• Stated task
Go through the entries below and write each one out exactly.

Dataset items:
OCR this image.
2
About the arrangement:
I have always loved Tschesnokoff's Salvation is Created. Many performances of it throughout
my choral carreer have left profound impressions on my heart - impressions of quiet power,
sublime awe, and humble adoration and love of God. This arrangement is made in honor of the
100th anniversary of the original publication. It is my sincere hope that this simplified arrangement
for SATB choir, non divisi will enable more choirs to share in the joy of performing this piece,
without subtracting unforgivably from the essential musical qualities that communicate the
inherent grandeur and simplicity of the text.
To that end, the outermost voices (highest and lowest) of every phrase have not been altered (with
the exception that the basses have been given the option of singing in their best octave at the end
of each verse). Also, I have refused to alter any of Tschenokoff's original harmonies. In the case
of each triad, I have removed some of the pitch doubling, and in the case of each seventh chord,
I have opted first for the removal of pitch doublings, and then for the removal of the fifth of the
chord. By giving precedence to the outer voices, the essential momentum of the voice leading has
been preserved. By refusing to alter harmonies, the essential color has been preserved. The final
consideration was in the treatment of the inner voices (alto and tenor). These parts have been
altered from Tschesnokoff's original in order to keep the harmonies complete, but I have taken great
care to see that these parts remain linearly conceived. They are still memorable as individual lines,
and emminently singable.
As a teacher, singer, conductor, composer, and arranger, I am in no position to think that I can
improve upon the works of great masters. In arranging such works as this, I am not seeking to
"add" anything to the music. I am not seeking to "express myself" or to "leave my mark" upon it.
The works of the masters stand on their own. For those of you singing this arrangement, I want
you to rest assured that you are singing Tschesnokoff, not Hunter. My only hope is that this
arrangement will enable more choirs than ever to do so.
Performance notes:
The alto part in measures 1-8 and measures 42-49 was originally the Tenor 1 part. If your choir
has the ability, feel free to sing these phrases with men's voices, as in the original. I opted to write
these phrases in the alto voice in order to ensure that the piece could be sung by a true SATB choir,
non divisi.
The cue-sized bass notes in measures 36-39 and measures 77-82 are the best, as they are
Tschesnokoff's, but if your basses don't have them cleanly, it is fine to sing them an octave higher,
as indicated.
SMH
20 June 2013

• Task response
OCR this image.
2
About the arrangement:
I have always loved Tschesnokoff's Salvation is Created. Many performances of it throughout
my choral carreer have left profound impressions on my heart - impressions of quiet power,
sublime awe, and humble adoration and love of God. This arrangement is made in honor of the
100th anniversary of the original publication. It is my sincere hope that this simplified arrangement
for SATB choir, non divisi will enable more choirs to share in the joy of performing this piece,
without subtracting unforgivably from the essential musical qualities that communicate the
inherent grandeur and simplicity of the text.
To that end, the outermost voices (highest and lowest) of every phrase have not been altered (with
the exception that the basses have been given the option of singing in their best octave at the end
of each verse). Also, I have refused to alter any of Tschenokoff's original harmonies. In the case
of each triad, I have removed some of the pitch doubling, and in the case of each seventh chord,
I have opted first for the removal of pitch doublings, and then for the removal of the fifth of the
chord. By giving precedence to the outer voices, the essential momentum of the voice leading has
been preserved. By refusing to alter harmonies, the essential color has been preserved. The final
consideration was in the treatment of the inner voices (alto and tenor). These parts have been
altered from Tschesnokoff's original in order to keep the harmonies complete, but I have taken great
care to see that these parts remain linearly conceived. They are still memorable as individual lines,
and emminently singable.
As a teacher, singer, conductor, composer, and arranger, I am in no position to think that I can
improve upon the works of great masters. In arranging such works as this, I am not seeking to
"add" anything to the music. I am not seeking to "express myself" or to "leave my mark" upon it.
The works of the masters stand on their own. For those of you singing this arrangement, I want
you to rest assured that you are singing Tschesnokoff, not Hunter. My only hope is that this
arrangement will enable more choirs than ever to do so.
Performance notes:
The alto part in measures 1-8 and measures 42-49 was originally the Tenor 1 part. If your choir
has the ability, feel free to sing these phrases with men's voices, as in the original. I opted to write
these phrases in the alto voice in order to ensure that the piece could be sung by a true SATB choir,
non divisi.
The cue-sized bass notes in measures 36-39 and measures 77-82 are the best, as they are
Tschesnokoff's, but if your basses don't have them cleanly, it is fine to sing them an octave higher,
as indicated.
SMH
20 June 2013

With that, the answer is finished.